▸ Aim of the exercise: Give back only the stretch of the listing from the line containing "x-tick-label: 2016 [68, 370, 99, 384]" through the line containing "bar-2020 [432, 114, 462, 363]". Swap "brand-label" for "watermark" and leave everything else untouched.

+++++

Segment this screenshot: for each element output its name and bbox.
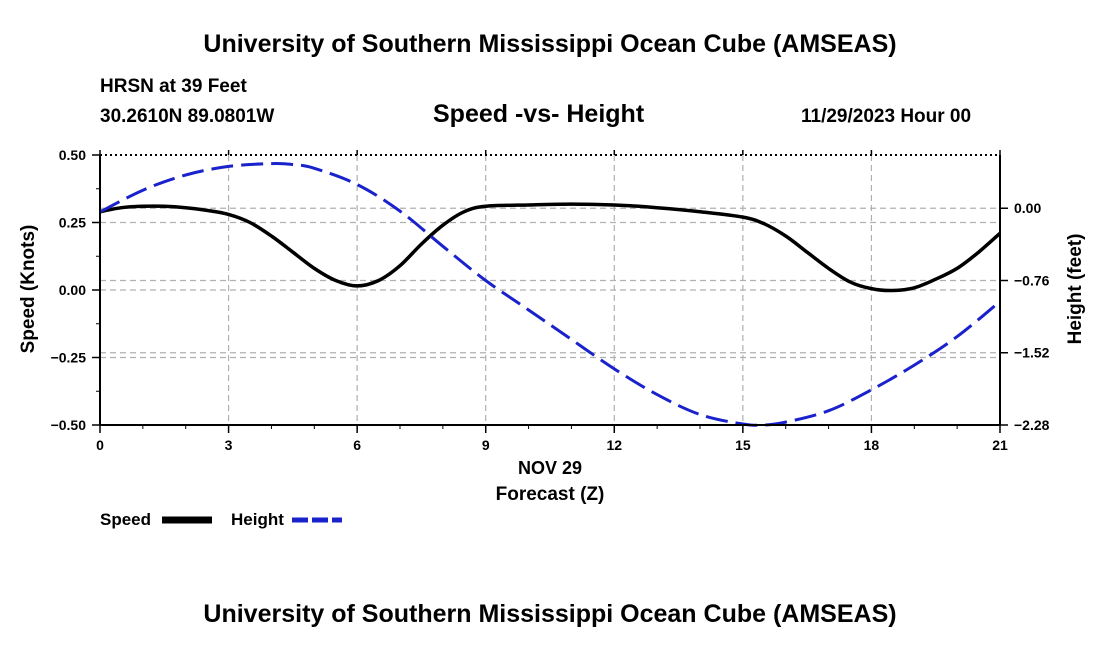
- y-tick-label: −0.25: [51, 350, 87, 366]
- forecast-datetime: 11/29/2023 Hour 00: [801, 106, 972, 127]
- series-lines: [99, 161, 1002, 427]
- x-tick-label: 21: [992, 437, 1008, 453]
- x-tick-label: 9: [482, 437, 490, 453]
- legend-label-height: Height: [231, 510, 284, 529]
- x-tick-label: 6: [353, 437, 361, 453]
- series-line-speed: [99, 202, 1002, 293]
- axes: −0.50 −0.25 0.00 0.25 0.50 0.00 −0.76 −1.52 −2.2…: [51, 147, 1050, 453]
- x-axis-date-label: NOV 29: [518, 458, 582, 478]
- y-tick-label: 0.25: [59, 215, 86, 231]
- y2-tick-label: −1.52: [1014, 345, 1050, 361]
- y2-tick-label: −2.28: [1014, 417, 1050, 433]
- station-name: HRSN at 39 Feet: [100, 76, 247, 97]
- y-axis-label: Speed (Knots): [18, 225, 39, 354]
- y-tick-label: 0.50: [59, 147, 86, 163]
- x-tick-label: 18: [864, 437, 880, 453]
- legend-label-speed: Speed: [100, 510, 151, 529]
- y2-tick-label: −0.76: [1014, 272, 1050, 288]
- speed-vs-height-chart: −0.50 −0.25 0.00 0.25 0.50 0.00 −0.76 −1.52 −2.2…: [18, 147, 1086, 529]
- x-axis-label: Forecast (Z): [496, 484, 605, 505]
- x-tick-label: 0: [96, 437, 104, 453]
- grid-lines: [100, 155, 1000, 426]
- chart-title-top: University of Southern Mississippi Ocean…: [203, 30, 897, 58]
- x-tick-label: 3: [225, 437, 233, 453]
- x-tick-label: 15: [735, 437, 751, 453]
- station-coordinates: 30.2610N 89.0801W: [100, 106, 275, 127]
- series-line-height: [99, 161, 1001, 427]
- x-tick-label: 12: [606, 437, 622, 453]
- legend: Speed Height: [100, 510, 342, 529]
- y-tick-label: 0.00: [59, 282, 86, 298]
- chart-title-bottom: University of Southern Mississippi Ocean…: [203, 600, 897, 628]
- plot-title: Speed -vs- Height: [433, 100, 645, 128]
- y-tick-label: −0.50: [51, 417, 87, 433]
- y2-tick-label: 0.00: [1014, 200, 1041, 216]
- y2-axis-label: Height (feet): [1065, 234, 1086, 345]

+++++

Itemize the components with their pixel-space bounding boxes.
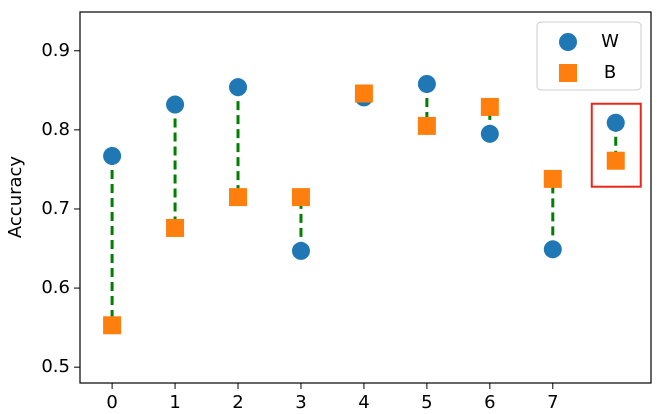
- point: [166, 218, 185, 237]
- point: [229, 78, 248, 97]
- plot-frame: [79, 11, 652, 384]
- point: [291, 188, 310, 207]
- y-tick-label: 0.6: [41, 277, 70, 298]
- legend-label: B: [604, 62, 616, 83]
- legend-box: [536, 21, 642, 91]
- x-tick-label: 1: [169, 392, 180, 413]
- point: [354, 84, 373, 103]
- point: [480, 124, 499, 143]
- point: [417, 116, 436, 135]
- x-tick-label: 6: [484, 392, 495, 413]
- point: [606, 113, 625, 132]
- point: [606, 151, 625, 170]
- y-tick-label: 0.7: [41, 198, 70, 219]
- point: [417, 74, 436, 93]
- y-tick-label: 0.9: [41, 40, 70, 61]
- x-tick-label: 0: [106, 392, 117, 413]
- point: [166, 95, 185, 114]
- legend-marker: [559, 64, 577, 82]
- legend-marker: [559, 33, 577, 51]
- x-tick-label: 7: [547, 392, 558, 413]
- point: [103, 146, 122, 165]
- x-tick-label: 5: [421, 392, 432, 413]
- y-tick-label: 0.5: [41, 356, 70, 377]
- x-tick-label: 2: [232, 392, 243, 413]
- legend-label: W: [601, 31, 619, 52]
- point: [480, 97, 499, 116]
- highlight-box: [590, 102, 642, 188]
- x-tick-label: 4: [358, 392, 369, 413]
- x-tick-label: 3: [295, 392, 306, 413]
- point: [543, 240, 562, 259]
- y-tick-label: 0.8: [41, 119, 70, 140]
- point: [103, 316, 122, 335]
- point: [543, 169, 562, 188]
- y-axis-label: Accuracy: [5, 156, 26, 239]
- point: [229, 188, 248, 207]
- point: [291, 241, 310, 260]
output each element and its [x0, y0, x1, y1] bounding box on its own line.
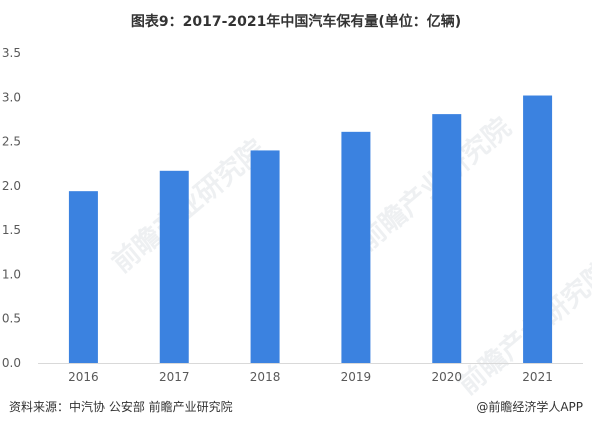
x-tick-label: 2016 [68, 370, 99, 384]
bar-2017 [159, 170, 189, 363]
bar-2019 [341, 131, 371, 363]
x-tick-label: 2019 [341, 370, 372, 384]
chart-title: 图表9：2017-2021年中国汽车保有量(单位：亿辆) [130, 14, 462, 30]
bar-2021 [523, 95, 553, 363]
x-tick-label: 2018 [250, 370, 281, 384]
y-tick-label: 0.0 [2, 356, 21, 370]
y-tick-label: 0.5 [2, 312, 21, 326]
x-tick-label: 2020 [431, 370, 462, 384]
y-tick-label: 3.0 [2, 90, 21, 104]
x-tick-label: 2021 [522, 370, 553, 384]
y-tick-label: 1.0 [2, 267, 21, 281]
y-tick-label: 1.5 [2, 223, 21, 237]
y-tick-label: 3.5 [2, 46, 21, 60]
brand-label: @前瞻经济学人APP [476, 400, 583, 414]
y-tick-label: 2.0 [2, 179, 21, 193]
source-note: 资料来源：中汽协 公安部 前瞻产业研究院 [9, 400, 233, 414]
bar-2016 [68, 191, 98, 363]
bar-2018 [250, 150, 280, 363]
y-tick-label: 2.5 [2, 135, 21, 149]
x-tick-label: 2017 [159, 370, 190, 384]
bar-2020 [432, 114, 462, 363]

+++++

▸ Exercise output:
x-tick-label: 2016 [68, 370, 99, 384]
bar-2017 [159, 170, 189, 363]
bar-2019 [341, 131, 371, 363]
x-tick-label: 2019 [341, 370, 372, 384]
chart-title: 图表9：2017-2021年中国汽车保有量(单位：亿辆) [130, 14, 462, 30]
bar-2021 [523, 95, 553, 363]
x-tick-label: 2018 [250, 370, 281, 384]
y-tick-label: 0.0 [2, 356, 21, 370]
y-tick-label: 0.5 [2, 312, 21, 326]
x-tick-label: 2020 [431, 370, 462, 384]
y-tick-label: 3.0 [2, 90, 21, 104]
x-tick-label: 2021 [522, 370, 553, 384]
y-tick-label: 1.0 [2, 267, 21, 281]
y-tick-label: 1.5 [2, 223, 21, 237]
y-tick-label: 3.5 [2, 46, 21, 60]
watermark: @前瞻经济学人APP [476, 400, 583, 414]
y-tick-label: 2.0 [2, 179, 21, 193]
source-note: 资料来源：中汽协 公安部 前瞻产业研究院 [9, 400, 233, 414]
bar-2016 [68, 191, 98, 363]
bar-2018 [250, 150, 280, 363]
y-tick-label: 2.5 [2, 135, 21, 149]
x-tick-label: 2017 [159, 370, 190, 384]
bar-2020 [432, 114, 462, 363]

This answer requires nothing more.